## Written request
Restate the records in their entirety, word for word.

## Excerpted records

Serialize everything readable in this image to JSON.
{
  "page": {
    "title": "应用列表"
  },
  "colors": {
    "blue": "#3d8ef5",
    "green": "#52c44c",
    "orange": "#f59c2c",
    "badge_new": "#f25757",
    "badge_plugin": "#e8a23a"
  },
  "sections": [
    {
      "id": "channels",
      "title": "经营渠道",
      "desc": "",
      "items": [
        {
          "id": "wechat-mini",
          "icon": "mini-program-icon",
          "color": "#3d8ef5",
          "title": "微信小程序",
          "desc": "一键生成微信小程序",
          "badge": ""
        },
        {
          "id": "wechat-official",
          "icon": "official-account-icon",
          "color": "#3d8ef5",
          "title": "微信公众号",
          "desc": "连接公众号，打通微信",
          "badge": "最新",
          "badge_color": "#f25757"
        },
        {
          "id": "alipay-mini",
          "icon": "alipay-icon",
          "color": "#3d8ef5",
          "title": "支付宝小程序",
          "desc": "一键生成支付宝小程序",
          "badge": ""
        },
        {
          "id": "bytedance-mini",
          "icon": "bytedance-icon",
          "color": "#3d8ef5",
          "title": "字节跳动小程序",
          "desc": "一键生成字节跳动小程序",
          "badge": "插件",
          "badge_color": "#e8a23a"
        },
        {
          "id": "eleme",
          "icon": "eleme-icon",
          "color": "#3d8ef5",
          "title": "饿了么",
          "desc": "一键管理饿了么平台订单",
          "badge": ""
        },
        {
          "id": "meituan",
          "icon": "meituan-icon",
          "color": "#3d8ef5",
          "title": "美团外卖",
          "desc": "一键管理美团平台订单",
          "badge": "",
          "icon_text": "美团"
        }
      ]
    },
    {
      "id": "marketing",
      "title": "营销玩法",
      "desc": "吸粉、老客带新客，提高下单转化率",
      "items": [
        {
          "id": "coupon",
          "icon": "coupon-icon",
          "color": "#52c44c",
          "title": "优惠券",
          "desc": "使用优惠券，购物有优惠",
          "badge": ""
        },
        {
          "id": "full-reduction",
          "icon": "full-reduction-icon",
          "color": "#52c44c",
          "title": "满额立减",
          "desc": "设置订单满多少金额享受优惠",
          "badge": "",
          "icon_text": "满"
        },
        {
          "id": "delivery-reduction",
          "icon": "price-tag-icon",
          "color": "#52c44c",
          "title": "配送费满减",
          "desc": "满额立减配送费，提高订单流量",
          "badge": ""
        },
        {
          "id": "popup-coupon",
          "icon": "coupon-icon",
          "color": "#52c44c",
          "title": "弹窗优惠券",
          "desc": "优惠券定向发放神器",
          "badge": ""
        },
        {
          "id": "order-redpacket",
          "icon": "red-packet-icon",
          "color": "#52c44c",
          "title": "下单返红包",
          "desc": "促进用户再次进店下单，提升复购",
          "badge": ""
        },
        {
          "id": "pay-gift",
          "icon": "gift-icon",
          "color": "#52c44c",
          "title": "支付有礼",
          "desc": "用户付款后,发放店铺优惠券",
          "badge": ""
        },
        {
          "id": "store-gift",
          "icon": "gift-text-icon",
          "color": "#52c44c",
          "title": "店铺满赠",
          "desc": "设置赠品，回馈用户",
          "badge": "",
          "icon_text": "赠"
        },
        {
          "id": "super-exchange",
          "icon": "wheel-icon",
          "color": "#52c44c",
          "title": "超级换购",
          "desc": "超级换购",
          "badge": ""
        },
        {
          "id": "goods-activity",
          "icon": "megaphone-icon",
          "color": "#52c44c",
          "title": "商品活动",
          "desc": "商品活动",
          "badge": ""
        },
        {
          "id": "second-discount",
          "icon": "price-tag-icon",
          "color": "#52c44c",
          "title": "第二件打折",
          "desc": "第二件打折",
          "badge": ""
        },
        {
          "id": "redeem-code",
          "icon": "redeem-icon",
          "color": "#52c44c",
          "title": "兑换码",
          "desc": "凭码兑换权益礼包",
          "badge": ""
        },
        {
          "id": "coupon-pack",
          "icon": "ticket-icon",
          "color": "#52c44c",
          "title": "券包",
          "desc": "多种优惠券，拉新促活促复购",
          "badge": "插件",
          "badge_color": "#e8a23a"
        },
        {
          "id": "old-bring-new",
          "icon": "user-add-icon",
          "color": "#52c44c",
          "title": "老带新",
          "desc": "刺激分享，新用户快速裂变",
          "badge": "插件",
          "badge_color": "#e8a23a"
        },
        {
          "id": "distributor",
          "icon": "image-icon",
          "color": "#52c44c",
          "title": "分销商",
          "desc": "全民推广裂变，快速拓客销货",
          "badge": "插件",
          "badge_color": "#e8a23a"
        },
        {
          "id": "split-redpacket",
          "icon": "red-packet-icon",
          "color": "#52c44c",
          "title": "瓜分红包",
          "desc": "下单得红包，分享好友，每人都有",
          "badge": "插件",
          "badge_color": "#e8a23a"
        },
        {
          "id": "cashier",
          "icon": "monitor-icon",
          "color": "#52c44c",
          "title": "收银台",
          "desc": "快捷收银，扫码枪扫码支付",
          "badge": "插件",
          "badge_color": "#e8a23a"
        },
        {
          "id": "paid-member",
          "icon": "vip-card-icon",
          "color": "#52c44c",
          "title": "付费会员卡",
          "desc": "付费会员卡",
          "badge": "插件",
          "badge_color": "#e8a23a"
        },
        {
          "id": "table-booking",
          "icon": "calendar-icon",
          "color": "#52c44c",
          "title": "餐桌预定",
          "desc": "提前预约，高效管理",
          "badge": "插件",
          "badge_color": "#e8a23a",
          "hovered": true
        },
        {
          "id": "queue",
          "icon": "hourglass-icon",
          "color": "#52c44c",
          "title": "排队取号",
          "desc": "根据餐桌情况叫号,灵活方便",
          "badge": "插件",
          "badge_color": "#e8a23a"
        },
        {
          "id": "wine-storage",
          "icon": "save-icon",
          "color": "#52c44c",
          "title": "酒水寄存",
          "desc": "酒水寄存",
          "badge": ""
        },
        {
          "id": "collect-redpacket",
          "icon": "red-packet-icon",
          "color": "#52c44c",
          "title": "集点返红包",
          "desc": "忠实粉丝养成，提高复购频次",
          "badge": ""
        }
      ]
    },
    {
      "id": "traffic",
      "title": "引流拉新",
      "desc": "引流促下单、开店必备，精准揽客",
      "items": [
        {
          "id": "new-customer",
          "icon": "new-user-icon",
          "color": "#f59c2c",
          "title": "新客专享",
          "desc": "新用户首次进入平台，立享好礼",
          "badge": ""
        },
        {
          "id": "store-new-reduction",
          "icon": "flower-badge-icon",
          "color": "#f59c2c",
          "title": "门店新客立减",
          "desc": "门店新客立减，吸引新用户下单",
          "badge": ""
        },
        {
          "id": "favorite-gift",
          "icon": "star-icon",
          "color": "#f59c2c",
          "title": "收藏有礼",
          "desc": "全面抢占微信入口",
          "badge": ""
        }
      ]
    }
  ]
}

## Result of this task
Serialize everything readable in this image to JSON.
{
  "page": {
    "title": "应用列表"
  },
  "colors": {
    "blue": "#3d8ef5",
    "green": "#52c44c",
    "orange": "#f59c2c",
    "badge_new": "#f25757",
    "badge_plugin": "#e8a23a"
  },
  "sections": [
    {
      "id": "channels",
      "title": "经营渠道",
      "desc": "",
      "items": [
        {
          "id": "wechat-mini",
          "icon": "mini-program-icon",
          "color": "#3d8ef5",
          "title": "微信小程序",
          "desc": "一键生成微信小程序",
          "badge": ""
        },
        {
          "id": "wechat-official",
          "icon": "official-account-icon",
          "color": "#3d8ef5",
          "title": "微信公众号",
          "desc": "连接公众号，打通微信",
          "badge": "最新",
          "badge_color": "#f25757"
        },
        {
          "id": "alipay-mini",
          "icon": "alipay-icon",
          "color": "#3d8ef5",
          "title": "支付宝小程序",
          "desc": "一键生成支付宝小程序",
          "badge": ""
        },
        {
          "id": "bytedance-mini",
          "icon": "bytedance-icon",
          "color": "#3d8ef5",
          "title": "字节跳动小程序",
          "desc": "一键生成字节跳动小程序",
          "badge": "插件",
          "badge_color": "#e8a23a"
        },
        {
          "id": "eleme",
          "icon": "eleme-icon",
          "color": "#3d8ef5",
          "title": "饿了么",
          "desc": "一键管理饿了么平台订单",
          "badge": ""
        },
        {
          "id": "meituan",
          "icon": "meituan-icon",
          "color": "#3d8ef5",
          "title": "美团外卖",
          "desc": "一键管理美团平台订单",
          "badge": "",
          "icon_text": "美团"
        }
      ]
    },
    {
      "id": "marketing",
      "title": "营销玩法",
      "desc": "吸粉、老客带新客，提高下单转化率",
      "items": [
        {
          "id": "coupon",
          "icon": "coupon-icon",
          "color": "#52c44c",
          "title": "优惠券",
          "desc": "使用优惠券，购物有优惠",
          "badge": ""
        },
        {
          "id": "full-reduction",
          "icon": "full-reduction-icon",
          "color": "#52c44c",
          "title": "满额立减",
          "desc": "设置订单满多少金额享受优惠",
          "badge": "",
          "icon_text": "满"
        },
        {
          "id": "delivery-reduction",
          "icon": "price-tag-icon",
          "color": "#52c44c",
          "title": "配送费满减",
          "desc": "满额立减配送费，提高订单流量",
          "badge": ""
        },
        {
          "id": "popup-coupon",
          "icon": "coupon-icon",
          "color": "#52c44c",
          "title": "弹窗优惠券",
          "desc": "优惠券定向发放神器",
          "badge": ""
        },
        {
          "id": "order-redpacket",
          "icon": "red-packet-icon",
          "color": "#52c44c",
          "title": "下单返红包",
          "desc": "促进用户再次进店下单，提升复购",
          "badge": ""
        },
        {
          "id": "pay-gift",
          "icon": "gift-icon",
          "color": "#52c44c",
          "title": "支付有礼",
          "desc": "用户付款后,发放店铺优惠券",
          "badge": ""
        },
        {
          "id": "store-gift",
          "icon": "gift-text-icon",
          "color": "#52c44c",
          "title": "店铺满赠",
          "desc": "设置赠品，回馈用户",
          "badge": "",
          "icon_text": "赠"
        },
        {
          "id": "super-exchange",
          "icon": "wheel-icon",
          "color": "#52c44c",
          "title": "超级换购",
          "desc": "超级换购",
          "badge": ""
        },
        {
          "id": "goods-activity",
          "icon": "megaphone-icon",
          "color": "#52c44c",
          "title": "商品活动",
          "desc": "商品活动",
          "badge": ""
        },
        {
          "id": "second-discount",
          "icon": "price-tag-icon",
          "color": "#52c44c",
          "title": "第二件打折",
          "desc": "第二件打折",
          "badge": ""
        },
        {
          "id": "redeem-code",
          "icon": "redeem-icon",
          "color": "#52c44c",
          "title": "兑换码",
          "desc": "凭码兑换权益礼包",
          "badge": ""
        },
        {
          "id": "coupon-pack",
          "icon": "ticket-icon",
          "color": "#52c44c",
          "title": "券包",
          "desc": "多种优惠券，拉新促活促复购",
          "badge": "插件",
          "badge_color": "#e8a23a"
        },
        {
          "id": "old-bring-new",
          "icon": "user-add-icon",
          "color": "#52c44c",
          "title": "老带新",
          "desc": "刺激分享，新用户快速裂变",
          "badge": "插件",
          "badge_color": "#e8a23a"
        },
        {
          "id": "distributor",
          "icon": "image-icon",
          "color": "#52c44c",
          "title": "分销商",
          "desc": "全民推广裂变，快速拓客销货",
          "badge": "插件",
          "badge_color": "#e8a23a"
        },
        {
          "id": "split-redpacket",
          "icon": "red-packet-icon",
          "color": "#52c44c",
          "title": "瓜分红包",
          "desc": "下单得红包，分享好友，每人都有",
          "badge": "插件",
          "badge_color": "#e8a23a"
        },
        {
          "id": "cashier",
          "icon": "monitor-icon",
          "color": "#52c44c",
          "title": "收银台",
          "desc": "快捷收银，扫码枪扫码支付",
          "badge": "插件",
          "badge_color": "#e8a23a"
        },
        {
          "id": "paid-member",
          "icon": "vip-card-icon",
          "color": "#52c44c",
          "title": "付费会员卡",
          "desc": "付费会员卡",
          "badge": "插件",
          "badge_color": "#e8a23a"
        },
        {
          "id": "table-booking",
          "icon": "calendar-icon",
          "color": "#52c44c",
          "title": "餐桌预定",
          "desc": "提前预约，高效管理",
          "badge": "插件",
          "badge_color": "#e8a23a",
          "hovered": true
        },
        {
          "id": "queue",
          "icon": "hourglass-icon",
          "color": "#52c44c",
          "title": "排队取号",
          "desc": "根据餐桌情况叫号,灵活方便",
          "badge": "插件",
          "badge_color": "#e8a23a"
        },
        {
          "id": "wine-storage",
          "icon": "save-icon",
          "color": "#52c44c",
          "title": "酒水寄存",
          "desc": "酒水寄存",
          "badge": ""
        },
        {
          "id": "collect-redpacket",
          "icon": "red-packet-icon",
          "color": "#52c44c",
          "title": "集点返红包",
          "desc": "忠实粉丝养成，提高复购频次",
          "badge": ""
        }
      ]
    },
    {
      "id": "traffic",
      "title": "引流拉新",
      "desc": "引流促下单、开店必备，精准揽客",
      "items": [
        {
          "id": "new-customer",
          "icon": "new-user-icon",
          "color": "#f59c2c",
          "title": "新客专享",
          "desc": "新用户首次进入平台，立享好礼",
          "badge": ""
        },
        {
          "id": "store-new-reduction",
          "icon": "flower-badge-icon",
          "color": "#f59c2c",
          "title": "门店新客立减",
          "desc": "门店新客立减，吸引新用户下单",
          "badge": ""
        },
        {
          "id": "favorite-gift",
          "icon": "star-icon",
          "color": "#f59c2c",
          "title": "收藏有礼",
          "desc": "全面抢占微信入口",
          "badge": ""
        }
      ]
    }
  ]
}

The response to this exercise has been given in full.